● Stated exercise
Go through the listing and copy each line with the string "каналов".

● Source material
____________

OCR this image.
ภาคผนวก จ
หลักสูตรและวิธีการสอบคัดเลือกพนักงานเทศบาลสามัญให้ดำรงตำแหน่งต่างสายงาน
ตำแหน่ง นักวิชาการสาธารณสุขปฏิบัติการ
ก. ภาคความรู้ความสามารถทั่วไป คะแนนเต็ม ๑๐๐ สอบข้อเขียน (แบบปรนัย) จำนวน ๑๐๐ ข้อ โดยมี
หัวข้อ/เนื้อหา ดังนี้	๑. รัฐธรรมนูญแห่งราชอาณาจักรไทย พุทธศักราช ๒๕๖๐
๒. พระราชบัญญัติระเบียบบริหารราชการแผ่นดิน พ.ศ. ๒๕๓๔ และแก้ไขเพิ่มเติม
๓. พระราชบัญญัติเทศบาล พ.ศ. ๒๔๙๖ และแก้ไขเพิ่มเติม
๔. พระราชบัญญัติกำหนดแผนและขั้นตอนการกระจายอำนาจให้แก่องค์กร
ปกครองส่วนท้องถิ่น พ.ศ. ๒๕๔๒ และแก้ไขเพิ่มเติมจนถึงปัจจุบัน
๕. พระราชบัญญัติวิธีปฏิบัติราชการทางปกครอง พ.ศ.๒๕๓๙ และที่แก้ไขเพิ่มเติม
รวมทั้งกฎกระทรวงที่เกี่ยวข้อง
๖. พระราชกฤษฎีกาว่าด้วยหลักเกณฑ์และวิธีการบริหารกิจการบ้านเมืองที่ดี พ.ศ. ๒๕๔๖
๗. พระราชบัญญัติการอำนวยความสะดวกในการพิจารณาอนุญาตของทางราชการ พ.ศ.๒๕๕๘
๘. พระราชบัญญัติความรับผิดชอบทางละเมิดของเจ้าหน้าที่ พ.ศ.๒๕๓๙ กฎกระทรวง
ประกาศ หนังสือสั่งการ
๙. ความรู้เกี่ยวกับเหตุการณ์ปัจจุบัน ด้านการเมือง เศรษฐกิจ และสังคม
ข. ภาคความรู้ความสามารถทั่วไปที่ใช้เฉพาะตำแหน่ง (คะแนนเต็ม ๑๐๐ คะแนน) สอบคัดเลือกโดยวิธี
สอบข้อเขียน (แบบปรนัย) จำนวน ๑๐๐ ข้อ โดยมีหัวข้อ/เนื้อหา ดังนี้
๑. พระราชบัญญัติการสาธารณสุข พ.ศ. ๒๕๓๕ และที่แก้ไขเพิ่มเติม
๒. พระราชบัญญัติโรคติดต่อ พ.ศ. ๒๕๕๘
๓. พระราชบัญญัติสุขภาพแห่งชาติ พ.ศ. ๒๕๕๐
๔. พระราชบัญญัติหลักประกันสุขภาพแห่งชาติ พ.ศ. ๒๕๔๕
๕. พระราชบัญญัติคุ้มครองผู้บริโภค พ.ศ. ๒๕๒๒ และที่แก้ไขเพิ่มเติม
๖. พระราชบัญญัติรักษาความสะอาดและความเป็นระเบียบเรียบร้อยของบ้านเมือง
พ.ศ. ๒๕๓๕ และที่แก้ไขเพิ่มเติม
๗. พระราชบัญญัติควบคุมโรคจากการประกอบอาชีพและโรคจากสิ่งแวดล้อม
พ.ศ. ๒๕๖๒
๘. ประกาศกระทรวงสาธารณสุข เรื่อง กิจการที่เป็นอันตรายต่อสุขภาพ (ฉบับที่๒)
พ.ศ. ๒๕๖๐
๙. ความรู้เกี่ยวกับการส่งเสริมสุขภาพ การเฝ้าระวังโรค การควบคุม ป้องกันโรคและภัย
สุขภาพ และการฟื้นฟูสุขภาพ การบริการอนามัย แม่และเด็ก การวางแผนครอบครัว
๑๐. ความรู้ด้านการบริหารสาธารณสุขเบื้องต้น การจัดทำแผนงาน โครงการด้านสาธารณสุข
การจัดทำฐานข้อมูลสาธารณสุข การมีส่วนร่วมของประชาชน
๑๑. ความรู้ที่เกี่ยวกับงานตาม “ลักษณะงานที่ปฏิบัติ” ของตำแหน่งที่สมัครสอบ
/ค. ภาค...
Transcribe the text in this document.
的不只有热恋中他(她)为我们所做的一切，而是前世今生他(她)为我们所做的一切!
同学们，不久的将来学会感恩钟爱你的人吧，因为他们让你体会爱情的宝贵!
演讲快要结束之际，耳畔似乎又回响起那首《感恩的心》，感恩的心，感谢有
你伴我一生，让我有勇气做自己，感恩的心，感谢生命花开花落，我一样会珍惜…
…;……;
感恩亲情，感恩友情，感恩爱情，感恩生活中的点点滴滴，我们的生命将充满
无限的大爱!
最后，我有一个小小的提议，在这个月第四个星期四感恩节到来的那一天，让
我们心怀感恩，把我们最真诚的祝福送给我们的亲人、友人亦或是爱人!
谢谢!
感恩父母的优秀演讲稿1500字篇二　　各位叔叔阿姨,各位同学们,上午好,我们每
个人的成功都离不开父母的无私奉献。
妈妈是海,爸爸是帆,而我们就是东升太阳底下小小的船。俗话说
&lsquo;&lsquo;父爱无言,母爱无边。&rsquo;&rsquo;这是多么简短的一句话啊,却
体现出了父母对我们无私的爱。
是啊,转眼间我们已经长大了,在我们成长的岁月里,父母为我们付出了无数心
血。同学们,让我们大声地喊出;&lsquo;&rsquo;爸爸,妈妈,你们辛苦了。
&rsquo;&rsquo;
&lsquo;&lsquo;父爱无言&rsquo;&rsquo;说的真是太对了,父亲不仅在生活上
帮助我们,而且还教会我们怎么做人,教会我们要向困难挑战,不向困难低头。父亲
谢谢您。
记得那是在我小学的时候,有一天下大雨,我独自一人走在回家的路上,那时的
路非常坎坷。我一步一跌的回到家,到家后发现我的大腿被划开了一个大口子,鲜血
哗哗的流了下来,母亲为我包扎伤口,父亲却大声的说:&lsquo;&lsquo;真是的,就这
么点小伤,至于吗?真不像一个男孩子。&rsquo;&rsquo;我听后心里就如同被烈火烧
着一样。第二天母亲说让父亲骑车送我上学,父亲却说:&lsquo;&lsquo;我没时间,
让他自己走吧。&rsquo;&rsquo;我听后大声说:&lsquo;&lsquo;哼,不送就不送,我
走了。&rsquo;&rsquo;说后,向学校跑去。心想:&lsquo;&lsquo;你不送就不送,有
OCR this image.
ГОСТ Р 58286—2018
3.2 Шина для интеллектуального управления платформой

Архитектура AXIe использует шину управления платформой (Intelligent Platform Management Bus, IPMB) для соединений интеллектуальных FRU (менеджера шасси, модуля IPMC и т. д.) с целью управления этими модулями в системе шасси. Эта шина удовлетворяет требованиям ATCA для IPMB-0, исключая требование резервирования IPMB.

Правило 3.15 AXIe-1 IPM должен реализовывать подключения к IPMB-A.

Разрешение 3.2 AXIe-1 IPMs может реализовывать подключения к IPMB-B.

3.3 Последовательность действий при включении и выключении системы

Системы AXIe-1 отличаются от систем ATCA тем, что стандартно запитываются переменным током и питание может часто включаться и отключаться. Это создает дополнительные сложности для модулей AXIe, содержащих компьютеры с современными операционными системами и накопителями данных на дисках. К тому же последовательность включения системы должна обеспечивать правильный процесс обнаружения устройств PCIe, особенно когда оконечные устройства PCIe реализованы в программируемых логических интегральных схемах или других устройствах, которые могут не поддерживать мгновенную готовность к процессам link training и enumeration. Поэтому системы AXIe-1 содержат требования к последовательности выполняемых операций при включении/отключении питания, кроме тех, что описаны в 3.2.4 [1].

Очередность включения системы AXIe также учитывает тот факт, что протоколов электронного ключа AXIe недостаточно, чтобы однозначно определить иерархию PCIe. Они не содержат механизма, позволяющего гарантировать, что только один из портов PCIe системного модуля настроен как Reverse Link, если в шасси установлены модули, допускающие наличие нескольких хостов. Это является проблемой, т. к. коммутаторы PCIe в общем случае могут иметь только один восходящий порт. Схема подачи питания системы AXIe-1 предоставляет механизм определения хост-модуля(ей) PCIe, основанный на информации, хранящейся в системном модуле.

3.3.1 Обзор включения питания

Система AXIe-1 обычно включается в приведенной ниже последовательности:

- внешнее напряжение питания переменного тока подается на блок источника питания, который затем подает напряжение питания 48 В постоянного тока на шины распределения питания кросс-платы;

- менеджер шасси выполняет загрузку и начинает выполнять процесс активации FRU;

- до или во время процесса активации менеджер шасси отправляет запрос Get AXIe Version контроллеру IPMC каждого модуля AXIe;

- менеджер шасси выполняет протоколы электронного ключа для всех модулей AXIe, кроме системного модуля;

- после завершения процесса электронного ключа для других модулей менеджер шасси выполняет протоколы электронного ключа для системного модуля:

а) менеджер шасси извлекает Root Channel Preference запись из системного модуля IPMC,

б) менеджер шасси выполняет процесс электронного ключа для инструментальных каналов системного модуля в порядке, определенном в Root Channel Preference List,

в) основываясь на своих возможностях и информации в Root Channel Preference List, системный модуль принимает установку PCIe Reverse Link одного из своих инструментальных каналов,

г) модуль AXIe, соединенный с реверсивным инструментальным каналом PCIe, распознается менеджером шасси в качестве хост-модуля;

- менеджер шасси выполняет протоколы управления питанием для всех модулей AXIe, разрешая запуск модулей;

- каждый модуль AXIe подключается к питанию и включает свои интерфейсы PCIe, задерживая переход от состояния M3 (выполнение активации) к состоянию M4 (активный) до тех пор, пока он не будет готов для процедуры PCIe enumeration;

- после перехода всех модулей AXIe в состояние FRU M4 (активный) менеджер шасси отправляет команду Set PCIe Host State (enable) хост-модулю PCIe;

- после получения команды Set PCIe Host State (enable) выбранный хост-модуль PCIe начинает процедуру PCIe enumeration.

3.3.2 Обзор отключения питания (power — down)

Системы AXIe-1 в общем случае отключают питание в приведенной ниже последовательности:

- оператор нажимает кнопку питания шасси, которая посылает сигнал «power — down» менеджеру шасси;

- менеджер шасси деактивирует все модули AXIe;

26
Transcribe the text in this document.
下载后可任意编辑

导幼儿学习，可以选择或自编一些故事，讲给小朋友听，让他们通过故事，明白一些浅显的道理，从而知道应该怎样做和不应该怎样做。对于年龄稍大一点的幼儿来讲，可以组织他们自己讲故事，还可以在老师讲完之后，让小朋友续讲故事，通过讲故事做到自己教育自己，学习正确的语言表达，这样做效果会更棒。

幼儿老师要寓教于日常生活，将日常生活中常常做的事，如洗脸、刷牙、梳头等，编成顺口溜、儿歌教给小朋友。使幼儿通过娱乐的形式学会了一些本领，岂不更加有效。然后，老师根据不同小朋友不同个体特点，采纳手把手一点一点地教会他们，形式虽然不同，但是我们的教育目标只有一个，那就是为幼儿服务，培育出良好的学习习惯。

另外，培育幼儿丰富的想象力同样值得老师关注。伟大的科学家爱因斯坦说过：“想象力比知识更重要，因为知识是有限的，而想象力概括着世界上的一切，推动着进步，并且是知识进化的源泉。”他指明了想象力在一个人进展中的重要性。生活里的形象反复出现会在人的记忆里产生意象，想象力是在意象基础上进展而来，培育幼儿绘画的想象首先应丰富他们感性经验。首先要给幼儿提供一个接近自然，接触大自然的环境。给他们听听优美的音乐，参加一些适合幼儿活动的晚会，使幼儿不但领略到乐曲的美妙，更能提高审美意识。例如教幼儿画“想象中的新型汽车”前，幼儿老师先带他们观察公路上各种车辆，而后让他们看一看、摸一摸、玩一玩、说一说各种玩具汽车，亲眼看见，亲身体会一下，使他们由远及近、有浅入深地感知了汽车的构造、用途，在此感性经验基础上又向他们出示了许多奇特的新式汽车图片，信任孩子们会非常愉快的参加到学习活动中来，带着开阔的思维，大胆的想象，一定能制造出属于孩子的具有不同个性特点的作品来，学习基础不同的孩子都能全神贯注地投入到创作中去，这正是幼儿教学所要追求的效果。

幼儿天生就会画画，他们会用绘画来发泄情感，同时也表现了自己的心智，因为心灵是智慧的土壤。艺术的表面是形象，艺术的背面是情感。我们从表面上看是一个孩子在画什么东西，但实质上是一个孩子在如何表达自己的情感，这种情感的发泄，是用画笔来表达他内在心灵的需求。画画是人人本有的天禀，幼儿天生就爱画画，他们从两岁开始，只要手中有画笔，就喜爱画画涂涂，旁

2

____________

● Exercise response
б) менеджер шасси выполняет процесс электронного ключа для инструментальных каналов системного модуля в порядке, определенном в Root Channel Preference List,
в) основываясь на своих возможностях и информации в Root Channel Preference List, системный модуль принимает установку PCIe Reverse Link одного из своих инструментальных каналов,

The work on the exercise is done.